▶ _Directions_: Gather each line of the records where "object" appears.

==== Extracted data ====

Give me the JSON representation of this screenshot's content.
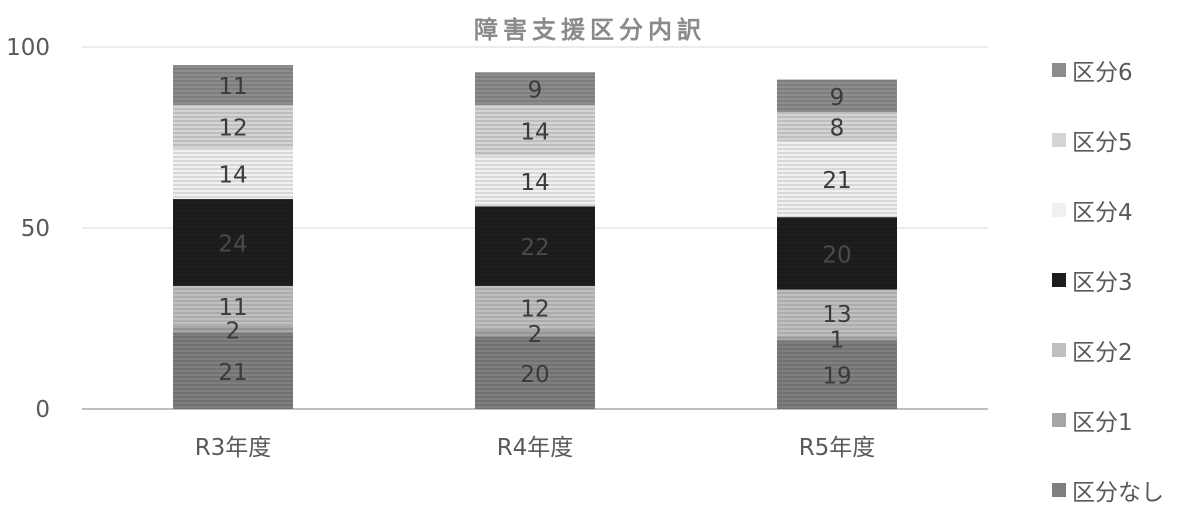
{
  "chart_data": {
    "type": "bar",
    "stacked": true,
    "title": "障害支援区分内訳",
    "categories": [
      "R3年度",
      "R4年度",
      "R5年度"
    ],
    "ylim": [
      0,
      100
    ],
    "yticks": [
      "0",
      "50",
      "100"
    ],
    "grid": true,
    "legend_position": "right",
    "series": [
      {
        "name": "区分なし",
        "values": [
          21,
          20,
          19
        ],
        "color": "#7f7f7f",
        "label_color": "#3a3a3a"
      },
      {
        "name": "区分1",
        "values": [
          2,
          2,
          1
        ],
        "color": "#a6a6a6",
        "label_color": "#3a3a3a"
      },
      {
        "name": "区分2",
        "values": [
          11,
          12,
          13
        ],
        "color": "#bfbfbf",
        "label_color": "#3a3a3a"
      },
      {
        "name": "区分3",
        "values": [
          24,
          22,
          20
        ],
        "color": "#1e1e1e",
        "label_color": "#4a4a4a"
      },
      {
        "name": "区分4",
        "values": [
          14,
          14,
          21
        ],
        "color": "#f0f0f0",
        "label_color": "#3a3a3a"
      },
      {
        "name": "区分5",
        "values": [
          12,
          14,
          8
        ],
        "color": "#d4d4d4",
        "label_color": "#3a3a3a"
      },
      {
        "name": "区分6",
        "values": [
          11,
          9,
          9
        ],
        "color": "#8c8c8c",
        "label_color": "#3a3a3a"
      }
    ]
  }
}
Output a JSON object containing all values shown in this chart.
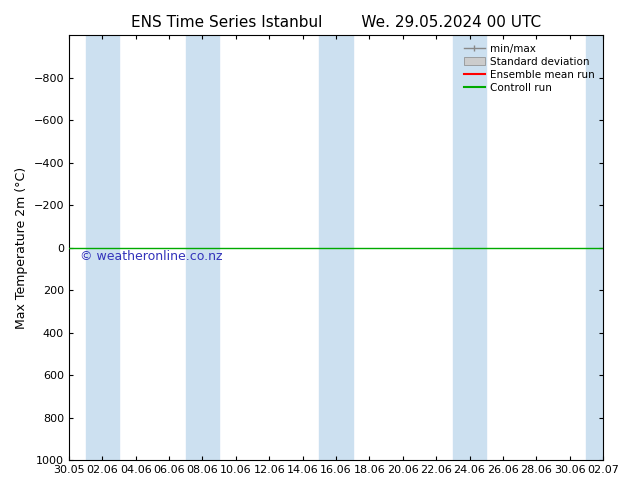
{
  "title_left": "ENS Time Series Istanbul",
  "title_right": "We. 29.05.2024 00 UTC",
  "ylabel": "Max Temperature 2m (°C)",
  "ylim_bottom": 1000,
  "ylim_top": -1000,
  "yticks": [
    -800,
    -600,
    -400,
    -200,
    0,
    200,
    400,
    600,
    800,
    1000
  ],
  "xtick_labels": [
    "30.05",
    "02.06",
    "04.06",
    "06.06",
    "08.06",
    "10.06",
    "12.06",
    "14.06",
    "16.06",
    "18.06",
    "20.06",
    "22.06",
    "24.06",
    "26.06",
    "28.06",
    "30.06",
    "02.07"
  ],
  "xlim_min": 0,
  "xlim_max": 16,
  "blue_bands": [
    [
      0.5,
      1.5
    ],
    [
      3.5,
      4.5
    ],
    [
      7.5,
      8.5
    ],
    [
      11.5,
      12.5
    ],
    [
      15.5,
      16.0
    ]
  ],
  "green_line_y": 0,
  "background_color": "#ffffff",
  "blue_band_color": "#cce0f0",
  "green_line_color": "#00aa00",
  "red_line_color": "#ff0000",
  "legend_entries": [
    "min/max",
    "Standard deviation",
    "Ensemble mean run",
    "Controll run"
  ],
  "watermark": "© weatheronline.co.nz",
  "watermark_color": "#3333bb",
  "title_fontsize": 11,
  "ylabel_fontsize": 9,
  "tick_fontsize": 8,
  "watermark_fontsize": 9
}
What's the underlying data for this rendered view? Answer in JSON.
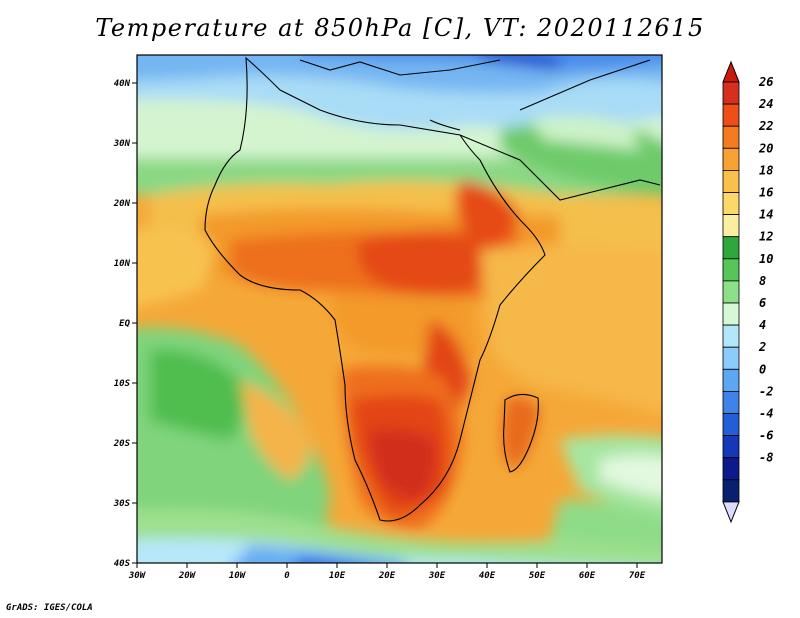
{
  "title": "Temperature at 850hPa [C], VT: 2020112615",
  "credit": "GrADS: IGES/COLA",
  "map": {
    "lon_range": [
      -30,
      75
    ],
    "lat_range": [
      -40,
      45
    ],
    "lon_ticks": [
      "30W",
      "20W",
      "10W",
      "0",
      "10E",
      "20E",
      "30E",
      "40E",
      "50E",
      "60E",
      "70E"
    ],
    "lat_ticks": [
      "40N",
      "30N",
      "20N",
      "10N",
      "EQ",
      "10S",
      "20S",
      "30S",
      "40S"
    ],
    "region": "Africa"
  },
  "colorbar": {
    "labels": [
      "26",
      "24",
      "22",
      "20",
      "18",
      "16",
      "14",
      "12",
      "10",
      "8",
      "6",
      "4",
      "2",
      "0",
      "-2",
      "-4",
      "-6",
      "-8"
    ],
    "colors": [
      "#d5301e",
      "#ee4e18",
      "#f57a20",
      "#f8a234",
      "#f9c04c",
      "#fbd868",
      "#fbeea0",
      "#2ea83c",
      "#56c658",
      "#8ee088",
      "#d6f8d4",
      "#b2e6fa",
      "#8cccfa",
      "#5ca6f2",
      "#3e82ea",
      "#245ed6",
      "#1538b8",
      "#0d1a8c",
      "#082070"
    ],
    "over_color": "#cc1a0e",
    "under_color": "#dcdcff"
  }
}
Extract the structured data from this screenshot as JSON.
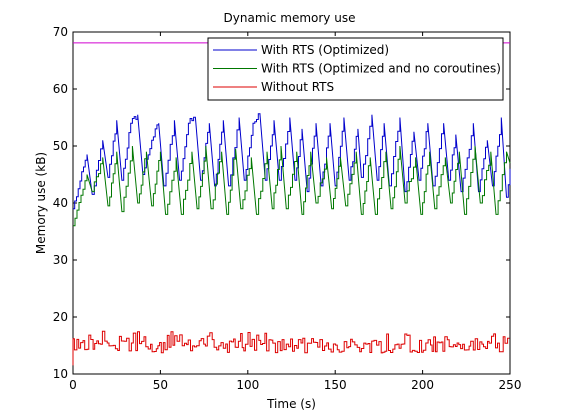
{
  "chart_data": {
    "type": "line",
    "title": "Dynamic memory use",
    "xlabel": "Time (s)",
    "ylabel": "Memory use (kB)",
    "xlim": [
      0,
      250
    ],
    "ylim": [
      10,
      70
    ],
    "xticks": [
      0,
      50,
      100,
      150,
      200,
      250
    ],
    "yticks": [
      10,
      20,
      30,
      40,
      50,
      60,
      70
    ],
    "grid": false,
    "legend_position": "top-right",
    "reference_line": {
      "y": 68.1,
      "color": "#d000d0"
    },
    "series": [
      {
        "name": "With RTS (Optimized)",
        "color": "#0000cc",
        "style": "sawtooth",
        "points": [
          [
            0,
            39
          ],
          [
            3,
            42.5
          ],
          [
            8,
            48.5
          ],
          [
            11,
            41.5
          ],
          [
            17,
            51
          ],
          [
            20,
            44.5
          ],
          [
            25,
            54.5
          ],
          [
            28,
            44
          ],
          [
            33,
            54
          ],
          [
            37,
            55.5
          ],
          [
            40,
            45
          ],
          [
            45,
            51
          ],
          [
            49,
            54
          ],
          [
            52,
            43
          ],
          [
            58,
            54.5
          ],
          [
            61,
            44
          ],
          [
            66,
            54
          ],
          [
            70,
            55
          ],
          [
            73,
            44
          ],
          [
            78,
            54
          ],
          [
            81,
            43
          ],
          [
            86,
            54.5
          ],
          [
            89,
            43
          ],
          [
            95,
            55
          ],
          [
            98,
            44
          ],
          [
            103,
            54
          ],
          [
            107,
            55.5
          ],
          [
            110,
            44
          ],
          [
            115,
            54.5
          ],
          [
            118,
            44
          ],
          [
            124,
            55
          ],
          [
            127,
            44
          ],
          [
            131,
            53
          ],
          [
            134,
            42
          ],
          [
            139,
            54
          ],
          [
            142,
            43
          ],
          [
            147,
            54
          ],
          [
            150,
            43
          ],
          [
            155,
            55
          ],
          [
            158,
            44
          ],
          [
            163,
            53
          ],
          [
            165,
            44.5
          ],
          [
            171,
            55.5
          ],
          [
            174,
            44
          ],
          [
            178,
            54
          ],
          [
            181,
            43
          ],
          [
            187,
            55
          ],
          [
            190,
            42
          ],
          [
            195,
            52.5
          ],
          [
            198,
            44
          ],
          [
            203,
            54
          ],
          [
            206,
            43
          ],
          [
            212,
            54
          ],
          [
            215,
            44
          ],
          [
            219,
            52
          ],
          [
            222,
            42
          ],
          [
            229,
            54
          ],
          [
            232,
            42
          ],
          [
            237,
            51
          ],
          [
            240,
            43
          ],
          [
            245,
            55
          ],
          [
            248,
            41
          ],
          [
            250,
            46
          ]
        ]
      },
      {
        "name": "With RTS (Optimized and no coroutines)",
        "color": "#007700",
        "style": "sawtooth",
        "points": [
          [
            0,
            36
          ],
          [
            8,
            45
          ],
          [
            11,
            42
          ],
          [
            17,
            48
          ],
          [
            20,
            39.5
          ],
          [
            25,
            49
          ],
          [
            28,
            38.5
          ],
          [
            34,
            50
          ],
          [
            37,
            40
          ],
          [
            42,
            49
          ],
          [
            45,
            39.5
          ],
          [
            50,
            49
          ],
          [
            53,
            38
          ],
          [
            59,
            48
          ],
          [
            62,
            38
          ],
          [
            68,
            49
          ],
          [
            71,
            39
          ],
          [
            76,
            50
          ],
          [
            79,
            39
          ],
          [
            85,
            49
          ],
          [
            88,
            38
          ],
          [
            93,
            49.5
          ],
          [
            96,
            39
          ],
          [
            102,
            48
          ],
          [
            105,
            38
          ],
          [
            111,
            49
          ],
          [
            114,
            39
          ],
          [
            119,
            50
          ],
          [
            122,
            39
          ],
          [
            128,
            49
          ],
          [
            131,
            38
          ],
          [
            136,
            49
          ],
          [
            139,
            40
          ],
          [
            145,
            48
          ],
          [
            148,
            39
          ],
          [
            153,
            48
          ],
          [
            156,
            39.5
          ],
          [
            162,
            49
          ],
          [
            165,
            38
          ],
          [
            170,
            48
          ],
          [
            173,
            38
          ],
          [
            179,
            49
          ],
          [
            182,
            39
          ],
          [
            187,
            50
          ],
          [
            190,
            40
          ],
          [
            196,
            48
          ],
          [
            199,
            38
          ],
          [
            204,
            49
          ],
          [
            207,
            39
          ],
          [
            213,
            48
          ],
          [
            216,
            40
          ],
          [
            221,
            49
          ],
          [
            224,
            38
          ],
          [
            230,
            50
          ],
          [
            233,
            40
          ],
          [
            239,
            49
          ],
          [
            242,
            38
          ],
          [
            248,
            49
          ],
          [
            250,
            47
          ]
        ]
      },
      {
        "name": "Without RTS",
        "color": "#dd0000",
        "style": "noise",
        "base": 15,
        "range": [
          13.5,
          17.5
        ],
        "start": 11.5
      }
    ]
  }
}
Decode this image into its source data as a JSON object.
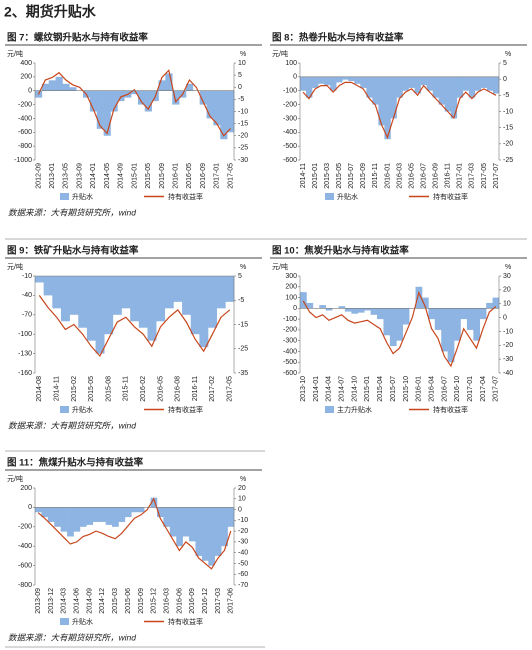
{
  "title": "2、期货升贴水",
  "chart_data": [
    {
      "type": "bar-line",
      "title": "图 7：螺纹钢升贴水与持有收益率",
      "y_label": "元/吨",
      "y2_label": "%",
      "categories": [
        "2012-09",
        null,
        "2013-01",
        null,
        "2013-05",
        null,
        "2013-09",
        null,
        "2014-01",
        null,
        "2014-05",
        null,
        "2014-09",
        null,
        "2015-01",
        null,
        "2015-05",
        null,
        "2015-09",
        null,
        "2016-01",
        null,
        "2016-05",
        null,
        "2016-09",
        null,
        "2017-01",
        null,
        "2017-05"
      ],
      "series": [
        {
          "name": "升贴水",
          "type": "bar",
          "color": "#8db4e2",
          "values": [
            -100,
            100,
            150,
            200,
            100,
            50,
            0,
            -100,
            -300,
            -550,
            -650,
            -300,
            -150,
            -100,
            -50,
            -200,
            -300,
            -150,
            150,
            250,
            -200,
            -100,
            100,
            0,
            -200,
            -400,
            -500,
            -700,
            -600
          ]
        },
        {
          "name": "持有收益率",
          "type": "line",
          "axis": "y2",
          "color": "#c8461c",
          "values": [
            -3,
            3,
            4,
            6,
            3,
            1,
            0,
            -3,
            -9,
            -16,
            -19,
            -9,
            -4,
            -3,
            -1,
            -6,
            -9,
            -4,
            4,
            7,
            -6,
            -3,
            3,
            0,
            -6,
            -12,
            -15,
            -20,
            -17
          ]
        }
      ],
      "ylim": [
        -1000,
        400
      ],
      "yticks": [
        400,
        200,
        0,
        -200,
        -400,
        -600,
        -800,
        -1000
      ],
      "y2lim": [
        -30,
        10
      ],
      "y2ticks": [
        10,
        5,
        0,
        -5,
        -10,
        -15,
        -20,
        -25,
        -30
      ],
      "source": "数据来源：大有期货研究所，wind"
    },
    {
      "type": "bar-line",
      "title": "图 8：热卷升贴水与持有收益率",
      "y_label": "元/吨",
      "y2_label": "%",
      "categories": [
        "2014-11",
        null,
        "2015-01",
        null,
        "2015-03",
        null,
        "2015-05",
        null,
        "2015-07",
        null,
        "2015-09",
        null,
        "2015-11",
        null,
        "2016-01",
        null,
        "2016-03",
        null,
        "2016-05",
        null,
        "2016-07",
        null,
        "2016-09",
        null,
        "2016-11",
        null,
        "2017-01",
        null,
        "2017-03",
        null,
        "2017-05",
        null,
        "2017-07"
      ],
      "series": [
        {
          "name": "升贴水",
          "type": "bar",
          "color": "#8db4e2",
          "values": [
            -100,
            -150,
            -80,
            -50,
            -60,
            -100,
            -40,
            -20,
            -30,
            -50,
            -80,
            -150,
            -200,
            -350,
            -450,
            -300,
            -150,
            -100,
            -80,
            -120,
            -60,
            -100,
            -150,
            -200,
            -250,
            -300,
            -150,
            -100,
            -150,
            -100,
            -80,
            -100,
            -120
          ]
        },
        {
          "name": "持有收益率",
          "type": "line",
          "axis": "y2",
          "color": "#c8461c",
          "values": [
            -4,
            -6,
            -3,
            -2,
            -2,
            -4,
            -2,
            -1,
            -1,
            -2,
            -3,
            -6,
            -8,
            -14,
            -18,
            -12,
            -6,
            -4,
            -3,
            -5,
            -2,
            -4,
            -6,
            -8,
            -10,
            -12,
            -6,
            -4,
            -6,
            -4,
            -3,
            -4,
            -5
          ]
        }
      ],
      "ylim": [
        -600,
        100
      ],
      "yticks": [
        100,
        0,
        -100,
        -200,
        -300,
        -400,
        -500,
        -600
      ],
      "y2lim": [
        -25,
        5
      ],
      "y2ticks": [
        5,
        0,
        -5,
        -10,
        -15,
        -20,
        -25
      ]
    },
    {
      "type": "bar-line",
      "title": "图 9：铁矿升贴水与持有收益率",
      "y_label": "元/吨",
      "y2_label": "%",
      "categories": [
        "2014-08",
        null,
        "2014-11",
        null,
        "2015-02",
        null,
        "2015-05",
        null,
        "2015-08",
        null,
        "2015-11",
        null,
        "2016-02",
        null,
        "2016-05",
        null,
        "2016-08",
        null,
        "2016-11",
        null,
        "2017-02",
        null,
        "2017-05"
      ],
      "series": [
        {
          "name": "升贴水",
          "type": "bar",
          "color": "#8db4e2",
          "values": [
            -20,
            -40,
            -60,
            -80,
            -70,
            -90,
            -110,
            -130,
            -100,
            -70,
            -60,
            -80,
            -90,
            -110,
            -80,
            -60,
            -50,
            -70,
            -100,
            -120,
            -90,
            -60,
            -50
          ]
        },
        {
          "name": "持有收益率",
          "type": "line",
          "axis": "y2",
          "color": "#c8461c",
          "values": [
            -3,
            -8,
            -12,
            -17,
            -15,
            -19,
            -24,
            -28,
            -21,
            -14,
            -12,
            -16,
            -19,
            -24,
            -16,
            -12,
            -9,
            -14,
            -21,
            -26,
            -19,
            -12,
            -9
          ]
        }
      ],
      "ylim": [
        -160,
        -10
      ],
      "yticks": [
        -10,
        -40,
        -70,
        -100,
        -130,
        -160
      ],
      "y2lim": [
        -35,
        5
      ],
      "y2ticks": [
        5,
        -5,
        -15,
        -25,
        -35
      ],
      "source": "数据来源：大有期货研究所，wind"
    },
    {
      "type": "bar-line",
      "title": "图 10：焦炭升贴水与持有收益率",
      "y_label": "元/吨",
      "y2_label": "%",
      "categories": [
        "2013-10",
        null,
        "2014-01",
        null,
        "2014-04",
        null,
        "2014-07",
        null,
        "2014-10",
        null,
        "2015-01",
        null,
        "2015-04",
        null,
        "2015-07",
        null,
        "2015-10",
        null,
        "2016-01",
        null,
        "2016-04",
        null,
        "2016-07",
        null,
        "2016-10",
        null,
        "2017-01",
        null,
        "2017-04",
        null,
        "2017-07"
      ],
      "series": [
        {
          "name": "主力升贴水",
          "type": "bar",
          "color": "#8db4e2",
          "values": [
            150,
            50,
            0,
            30,
            -20,
            0,
            20,
            -30,
            -50,
            -40,
            -20,
            -60,
            -100,
            -250,
            -350,
            -300,
            -150,
            0,
            200,
            100,
            -100,
            -200,
            -400,
            -500,
            -300,
            -100,
            -200,
            -300,
            -100,
            50,
            100
          ]
        },
        {
          "name": "持有收益率",
          "type": "line",
          "axis": "y2",
          "color": "#c8461c",
          "values": [
            12,
            4,
            0,
            2,
            -2,
            0,
            2,
            -2,
            -4,
            -3,
            -2,
            -5,
            -8,
            -18,
            -26,
            -22,
            -11,
            0,
            18,
            8,
            -8,
            -15,
            -28,
            -35,
            -22,
            -8,
            -15,
            -22,
            -8,
            4,
            8
          ]
        }
      ],
      "ylim": [
        -600,
        300
      ],
      "yticks": [
        300,
        200,
        100,
        0,
        -100,
        -200,
        -300,
        -400,
        -500,
        -600
      ],
      "y2lim": [
        -40,
        30
      ],
      "y2ticks": [
        30,
        20,
        10,
        0,
        -10,
        -20,
        -30,
        -40
      ]
    },
    {
      "type": "bar-line",
      "title": "图 11：焦煤升贴水与持有收益率",
      "y_label": "元/吨",
      "y2_label": "%",
      "categories": [
        "2013-09",
        null,
        "2013-12",
        null,
        "2014-03",
        null,
        "2014-06",
        null,
        "2014-09",
        null,
        "2014-12",
        null,
        "2015-03",
        null,
        "2015-06",
        null,
        "2015-09",
        null,
        "2015-12",
        null,
        "2016-03",
        null,
        "2016-06",
        null,
        "2016-09",
        null,
        "2016-12",
        null,
        "2017-03",
        null,
        "2017-06"
      ],
      "series": [
        {
          "name": "升贴水",
          "type": "bar",
          "color": "#8db4e2",
          "values": [
            -50,
            -100,
            -150,
            -200,
            -250,
            -300,
            -250,
            -200,
            -180,
            -150,
            -150,
            -180,
            -200,
            -150,
            -100,
            -50,
            -50,
            0,
            100,
            -100,
            -200,
            -300,
            -400,
            -300,
            -350,
            -500,
            -550,
            -600,
            -500,
            -400,
            -200
          ]
        },
        {
          "name": "持有收益率",
          "type": "line",
          "axis": "y2",
          "color": "#c8461c",
          "values": [
            -3,
            -8,
            -14,
            -20,
            -26,
            -32,
            -30,
            -25,
            -23,
            -20,
            -22,
            -25,
            -27,
            -22,
            -15,
            -8,
            -5,
            0,
            10,
            -8,
            -18,
            -28,
            -38,
            -30,
            -35,
            -45,
            -50,
            -55,
            -45,
            -38,
            -20
          ]
        }
      ],
      "ylim": [
        -800,
        200
      ],
      "yticks": [
        200,
        0,
        -200,
        -400,
        -600,
        -800
      ],
      "y2lim": [
        -70,
        20
      ],
      "y2ticks": [
        20,
        10,
        0,
        -10,
        -20,
        -30,
        -40,
        -50,
        -60,
        -70
      ],
      "source": "数据来源：大有期货研究所，wind"
    }
  ]
}
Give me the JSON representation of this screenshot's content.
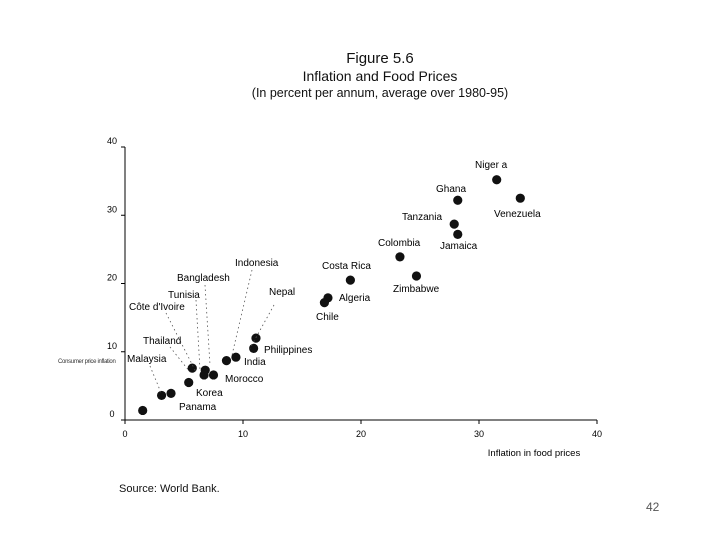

====

▶ _Result of the task_:
Output a JSON object containing all values shown in this chart.
Decode this image into its source data as a JSON object.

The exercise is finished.